Start Dataset excerpts
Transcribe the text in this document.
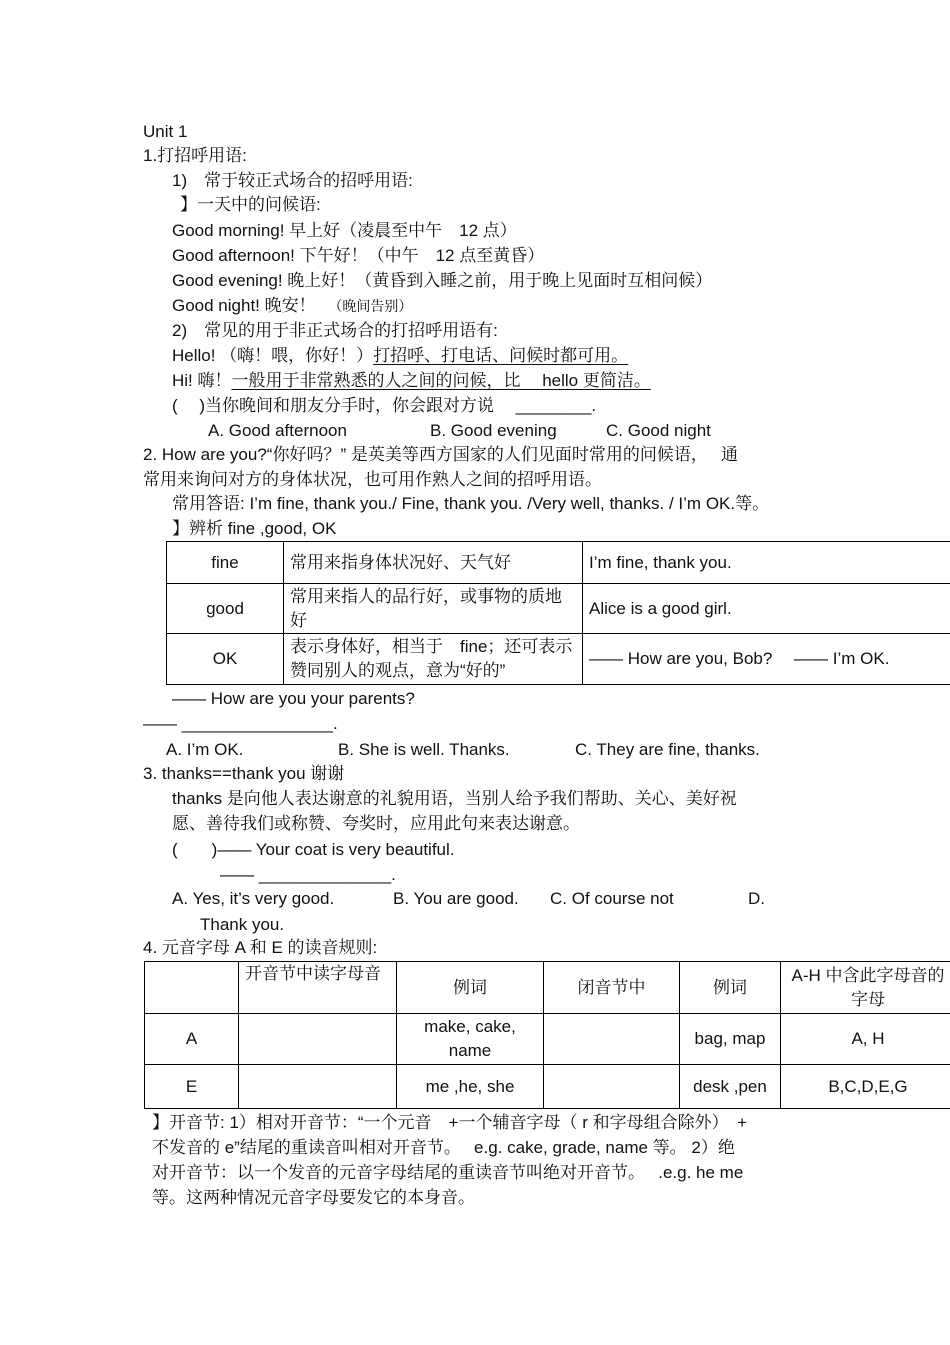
Unit 1
1.打招呼用语:
1)　常于较正式场合的招呼用语:
】一天中的问候语:
Good morning! 早上好（凌晨至中午　12 点）
Good afternoon! 下午好！（中午　12 点至黄昏）
Good evening! 晚上好！（黄昏到入睡之前，用于晚上见面时互相问候）
Good night! 晚安！ （晚间告别）
2)　常见的用于非正式场合的打招呼用语有:
Hello! （嗨！喂，你好！）打招呼、打电话、问候时都可用。
Hi! 嗨！一般用于非常熟悉的人之间的问候，比　 hello 更简洁。
(　 )当你晚间和朋友分手时，你会跟对方说　 ________.
A. Good afternoon	B. Good evening	C. Good night
2. How are you?“你好吗？” 是英美等西方国家的人们见面时常用的问候语，　 通
常用来询问对方的身体状况，也可用作熟人之间的招呼用语。
常用答语: I’m fine, thank you./ Fine, thank you. /Very well, thanks. / I’m OK.等。
】辨析 fine ,good, OK
fine	常用来指身体状况好、天气好	I’m fine, thank you.
good	常用来指人的品行好，或事物的质地好	Alice is a good girl.
OK	表示身体好，相当于　fine；还可表示赞同别人的观点，意为“好的”	—— How are you, Bob?　 —— I’m OK.
—— How are you your parents?
—— ________________.
A. I’m OK.	B. She is well. Thanks.	C. They are fine, thanks.
3. thanks==thank you 谢谢
thanks 是向他人表达谢意的礼貌用语，当别人给予我们帮助、关心、美好祝
愿、善待我们或称赞、夸奖时，应用此句来表达谢意。
(　　)—— Your coat is very beautiful.
—— ______________.
A. Yes, it’s very good.	B. You are good. C. Of course not	D.
Thank you.
4. 元音字母 A 和 E 的读音规则:
	开音节中读字母音	例词	闭音节中	例词	A-H 中含此字母音的字母
A		make, cake, name		bag, map	A, H
E		me ,he, she		desk ,pen	B,C,D,E,G
】开音节: 1）相对开音节：“一个元音　+一个辅音字母（ r 和字母组合除外）　+
不发音的 e”结尾的重读音叫相对开音节。　 e.g. cake, grade, name 等。 2）绝
对开音节：以一个发音的元音字母结尾的重读音节叫绝对开音节。　 .e.g. he me
等。这两种情况元音字母要发它的本身音。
End Dataset excerpts
- _Given task_: Repeat each entry exactly. Pictures do not belong in the copy.

- _Correct response_:
Transcribe the text in this document.
Unit 1
1.打招呼用语:
1)　常于较正式场合的招呼用语:
】一天中的问候语:
Good morning! 早上好（凌晨至中午　12 点）
Good afternoon! 下午好！（中午　12 点至黄昏）
Good evening! 晚上好！（黄昏到入睡之前，用于晚上见面时互相问候）
Good night! 晚安！ （晚间告别）
2)　常见的用于非正式场合的打招呼用语有:
Hello! （嗨！喂，你好！）打招呼、打电话、问候时都可用。
Hi! 嗨！一般用于非常熟悉的人之间的问候，比　 hello 更简洁。
(　 )当你晚间和朋友分手时，你会跟对方说　 ________.
A. Good afternoon	B. Good evening	C. Good night
2. How are you?“你好吗？” 是英美等西方国家的人们见面时常用的问候语，　 通
常用来询问对方的身体状况，也可用作熟人之间的招呼用语。
常用答语: I’m fine, thank you./ Fine, thank you. /Very well, thanks. / I’m OK.等。
】辨析 fine ,good, OK
fine	常用来指身体状况好、天气好	I’m fine, thank you.
good	常用来指人的品行好，或事物的质地好	Alice is a good girl.
OK	表示身体好，相当于　fine；还可表示赞同别人的观点，意为“好的”	—— How are you, Bob?　 —— I’m OK.
—— How are you your parents?
—— ________________.
A. I’m OK.	B. She is well. Thanks.	C. They are fine, thanks.
3. thanks==thank you 谢谢
thanks 是向他人表达谢意的礼貌用语，当别人给予我们帮助、关心、美好祝
愿、善待我们或称赞、夸奖时，应用此句来表达谢意。
(　　)—— Your coat is very beautiful.
—— ______________.
A. Yes, it’s very good.	B. You are good. C. Of course not	D.
Thank you.
4. 元音字母 A 和 E 的读音规则:
	开音节中读字母音	例词	闭音节中	例词	A-H 中含此字母音的字母
A		make, cake, name		bag, map	A, H
E		me ,he, she		desk ,pen	B,C,D,E,G
】开音节: 1）相对开音节：“一个元音　+一个辅音字母（ r 和字母组合除外）　+
不发音的 e”结尾的重读音叫相对开音节。　 e.g. cake, grade, name 等。 2）绝
对开音节：以一个发音的元音字母结尾的重读音节叫绝对开音节。　 .e.g. he me
等。这两种情况元音字母要发它的本身音。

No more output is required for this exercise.